# GOAL
From the listing below, pull out every line where the string "Junction" appears.

[Extracted records]
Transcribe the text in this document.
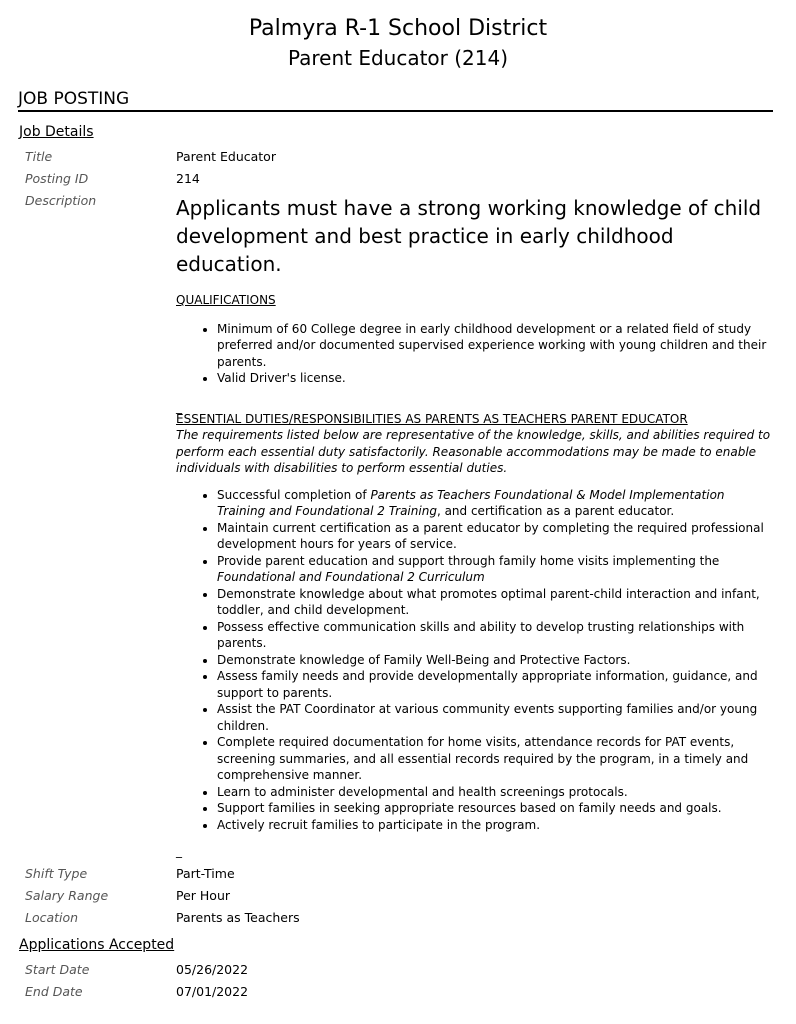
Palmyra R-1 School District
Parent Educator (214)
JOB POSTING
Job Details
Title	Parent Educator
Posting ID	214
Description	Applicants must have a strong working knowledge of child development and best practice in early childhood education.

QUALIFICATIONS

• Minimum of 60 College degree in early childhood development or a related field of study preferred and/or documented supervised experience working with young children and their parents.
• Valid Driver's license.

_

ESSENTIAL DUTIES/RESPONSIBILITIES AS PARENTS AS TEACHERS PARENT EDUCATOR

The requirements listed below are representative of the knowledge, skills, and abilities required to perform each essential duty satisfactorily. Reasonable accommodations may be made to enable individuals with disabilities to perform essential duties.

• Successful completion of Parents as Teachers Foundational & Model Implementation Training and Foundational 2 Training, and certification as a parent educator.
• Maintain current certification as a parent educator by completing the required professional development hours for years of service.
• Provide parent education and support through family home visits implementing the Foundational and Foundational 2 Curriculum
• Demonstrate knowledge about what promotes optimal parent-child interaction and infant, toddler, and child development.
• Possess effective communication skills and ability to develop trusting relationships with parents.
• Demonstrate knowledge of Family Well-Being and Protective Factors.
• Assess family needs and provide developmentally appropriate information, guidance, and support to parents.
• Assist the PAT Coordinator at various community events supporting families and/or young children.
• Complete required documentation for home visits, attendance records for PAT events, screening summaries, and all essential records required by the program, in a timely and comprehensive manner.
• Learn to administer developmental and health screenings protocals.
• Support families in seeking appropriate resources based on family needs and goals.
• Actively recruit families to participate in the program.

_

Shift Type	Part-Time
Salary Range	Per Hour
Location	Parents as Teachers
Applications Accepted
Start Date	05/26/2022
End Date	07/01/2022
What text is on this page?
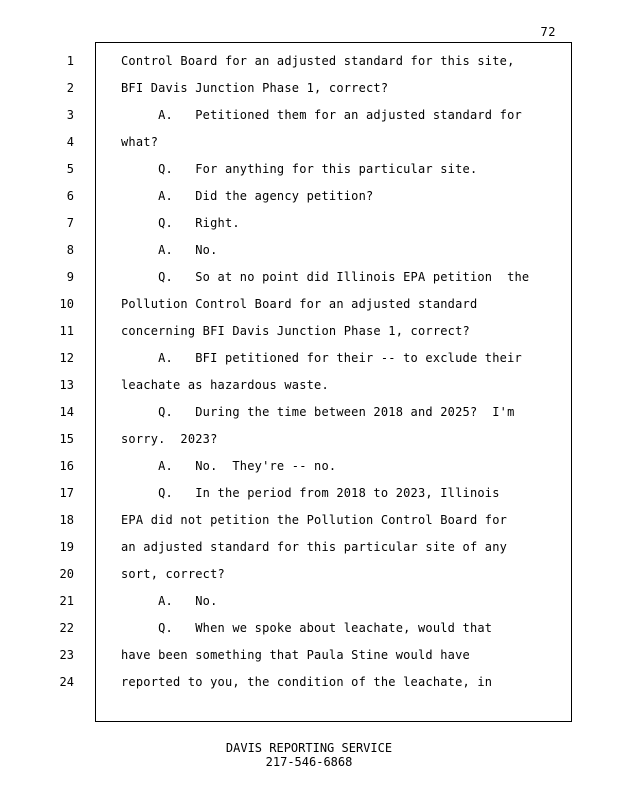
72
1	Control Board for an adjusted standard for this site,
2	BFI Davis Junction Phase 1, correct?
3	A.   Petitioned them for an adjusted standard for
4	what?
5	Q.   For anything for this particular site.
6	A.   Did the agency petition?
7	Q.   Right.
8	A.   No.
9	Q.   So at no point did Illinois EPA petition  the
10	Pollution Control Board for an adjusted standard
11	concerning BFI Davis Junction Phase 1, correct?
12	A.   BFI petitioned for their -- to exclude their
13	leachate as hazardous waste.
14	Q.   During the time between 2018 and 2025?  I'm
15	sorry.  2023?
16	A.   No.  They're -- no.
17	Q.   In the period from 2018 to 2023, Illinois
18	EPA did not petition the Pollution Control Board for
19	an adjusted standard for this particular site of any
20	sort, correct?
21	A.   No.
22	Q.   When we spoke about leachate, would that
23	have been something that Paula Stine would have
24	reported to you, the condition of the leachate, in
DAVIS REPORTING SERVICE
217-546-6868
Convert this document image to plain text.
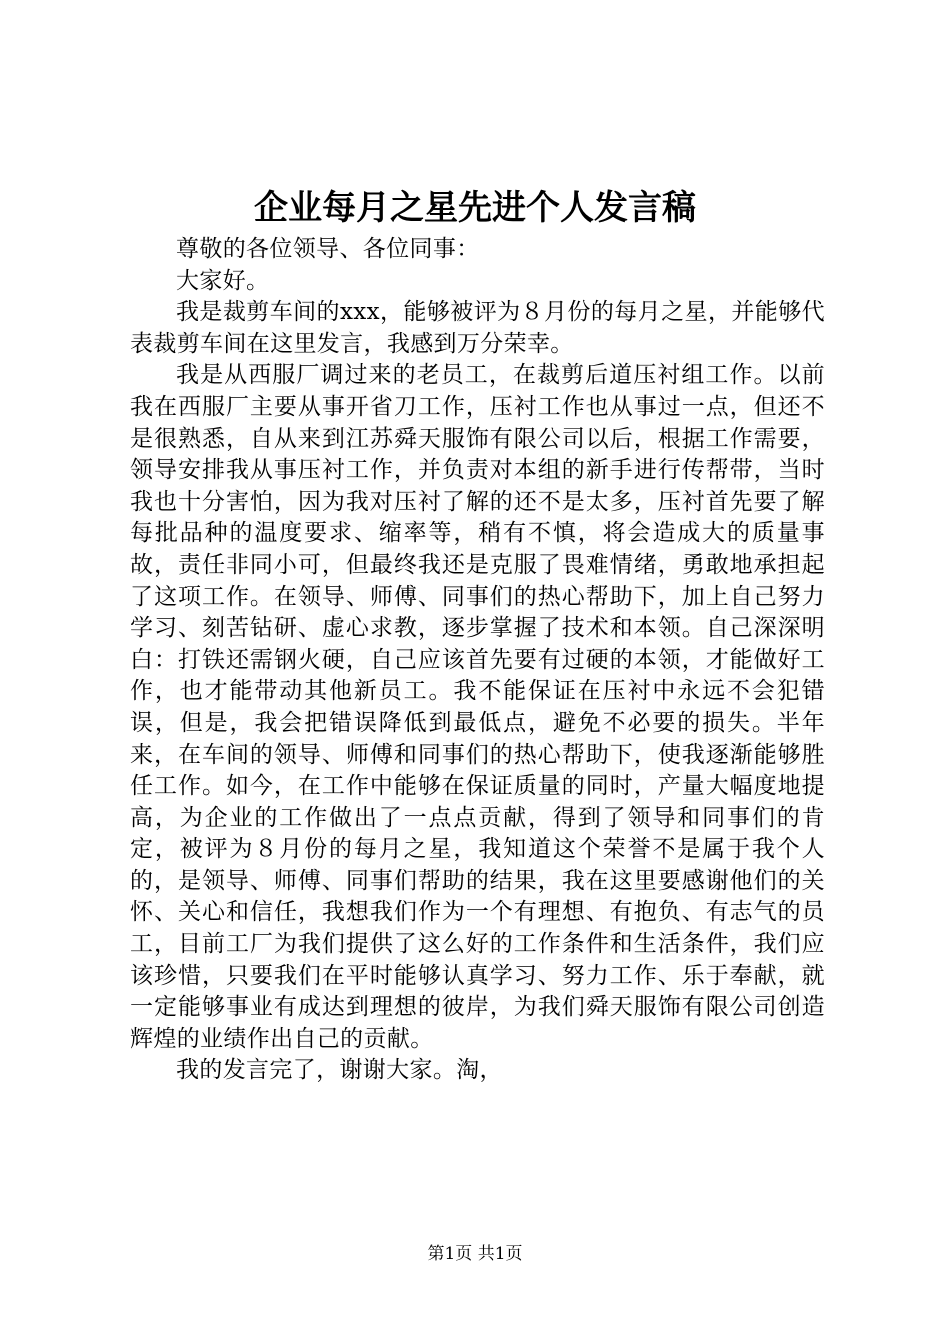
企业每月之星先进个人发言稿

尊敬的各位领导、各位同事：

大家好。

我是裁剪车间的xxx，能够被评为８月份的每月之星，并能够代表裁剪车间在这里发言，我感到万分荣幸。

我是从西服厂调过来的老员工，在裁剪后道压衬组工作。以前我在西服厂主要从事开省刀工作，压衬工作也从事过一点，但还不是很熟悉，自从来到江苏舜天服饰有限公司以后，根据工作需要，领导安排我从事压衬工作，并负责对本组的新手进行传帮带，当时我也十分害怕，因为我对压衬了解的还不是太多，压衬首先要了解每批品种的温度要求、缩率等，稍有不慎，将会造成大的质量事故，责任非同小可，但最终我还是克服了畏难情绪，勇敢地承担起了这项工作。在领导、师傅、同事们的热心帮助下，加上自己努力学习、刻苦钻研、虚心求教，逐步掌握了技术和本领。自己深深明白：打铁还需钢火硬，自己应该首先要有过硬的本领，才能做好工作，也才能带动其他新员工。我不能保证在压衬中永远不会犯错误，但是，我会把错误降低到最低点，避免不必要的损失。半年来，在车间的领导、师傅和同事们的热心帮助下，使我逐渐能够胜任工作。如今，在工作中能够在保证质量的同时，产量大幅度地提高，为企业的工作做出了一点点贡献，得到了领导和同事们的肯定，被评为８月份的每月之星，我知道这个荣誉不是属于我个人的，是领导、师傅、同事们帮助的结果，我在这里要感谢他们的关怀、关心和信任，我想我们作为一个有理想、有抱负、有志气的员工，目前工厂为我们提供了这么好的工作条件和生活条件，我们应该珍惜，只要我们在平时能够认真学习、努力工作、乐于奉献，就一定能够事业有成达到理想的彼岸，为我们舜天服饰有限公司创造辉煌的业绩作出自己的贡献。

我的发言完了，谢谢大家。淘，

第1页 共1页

# SOLUTION TO THE PROBLEM
2	BFI Davis Junction Phase 1, correct?
11	concerning BFI Davis Junction Phase 1, correct?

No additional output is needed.